▶ **Short exercise**:
Search the material below for the word "DATE" and copy every line in which it occurs.

▶ **Saved data entries**:
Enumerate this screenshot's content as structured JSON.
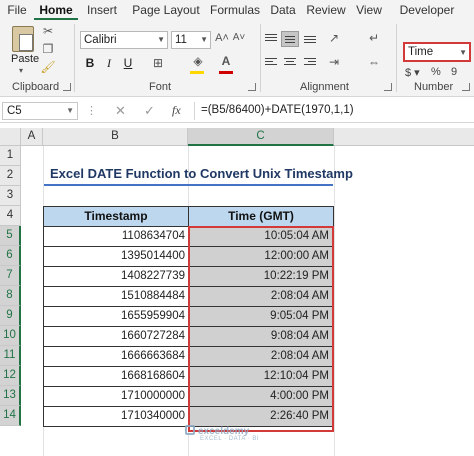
{
  "ribbon_tabs": [
    {
      "label": "File",
      "active": false
    },
    {
      "label": "Home",
      "active": true
    },
    {
      "label": "Insert",
      "active": false
    },
    {
      "label": "Page Layout",
      "active": false
    },
    {
      "label": "Formulas",
      "active": false
    },
    {
      "label": "Data",
      "active": false
    },
    {
      "label": "Review",
      "active": false
    },
    {
      "label": "View",
      "active": false
    },
    {
      "label": "Developer",
      "active": false
    }
  ],
  "ribbon": {
    "clipboard": {
      "paste_label": "Paste",
      "group_label": "Clipboard"
    },
    "font": {
      "name": "Calibri",
      "size": "11",
      "group_label": "Font",
      "bold": "B",
      "italic": "I",
      "underline": "U",
      "fill_color": "#ffd700",
      "font_color": "#d00000"
    },
    "alignment": {
      "group_label": "Alignment"
    },
    "number": {
      "format": "Time",
      "group_label": "Number"
    }
  },
  "formula_bar": {
    "name_box": "C5",
    "fx_label": "fx",
    "formula": "=(B5/86400)+DATE(1970,1,1)"
  },
  "columns": [
    "A",
    "B",
    "C"
  ],
  "rows": [
    "1",
    "2",
    "3",
    "4",
    "5",
    "6",
    "7",
    "8",
    "9",
    "10",
    "11",
    "12",
    "13",
    "14"
  ],
  "sheet": {
    "title": "Excel DATE Function to Convert Unix Timestamp",
    "headers": {
      "timestamp": "Timestamp",
      "time": "Time (GMT)"
    },
    "data": [
      {
        "timestamp": "1108634704",
        "time": "10:05:04 AM"
      },
      {
        "timestamp": "1395014400",
        "time": "12:00:00 AM"
      },
      {
        "timestamp": "1408227739",
        "time": "10:22:19 PM"
      },
      {
        "timestamp": "1510884484",
        "time": "2:08:04 AM"
      },
      {
        "timestamp": "1655959904",
        "time": "9:05:04 PM"
      },
      {
        "timestamp": "1660727284",
        "time": "9:08:04 AM"
      },
      {
        "timestamp": "1666663684",
        "time": "2:08:04 AM"
      },
      {
        "timestamp": "1668168604",
        "time": "12:10:04 PM"
      },
      {
        "timestamp": "1710000000",
        "time": "4:00:00 PM"
      },
      {
        "timestamp": "1710340000",
        "time": "2:26:40 PM"
      }
    ]
  },
  "watermark": {
    "brand": "exceldemy",
    "tagline": "EXCEL · DATA · BI"
  },
  "colors": {
    "accent": "#217346",
    "header_fill": "#bdd7ee",
    "selection_border": "#d23a3a",
    "time_fill": "#d0d0d0"
  }
}
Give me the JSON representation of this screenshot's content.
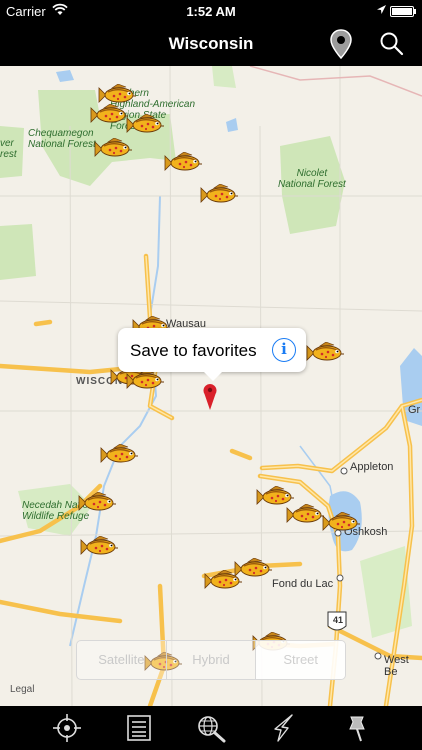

▶ **Exercise output**:
    "formula": "=(B5/86400)+DATE(1970,1,1)"
    "title": "Excel DATE Function to Convert Unix Timestamp",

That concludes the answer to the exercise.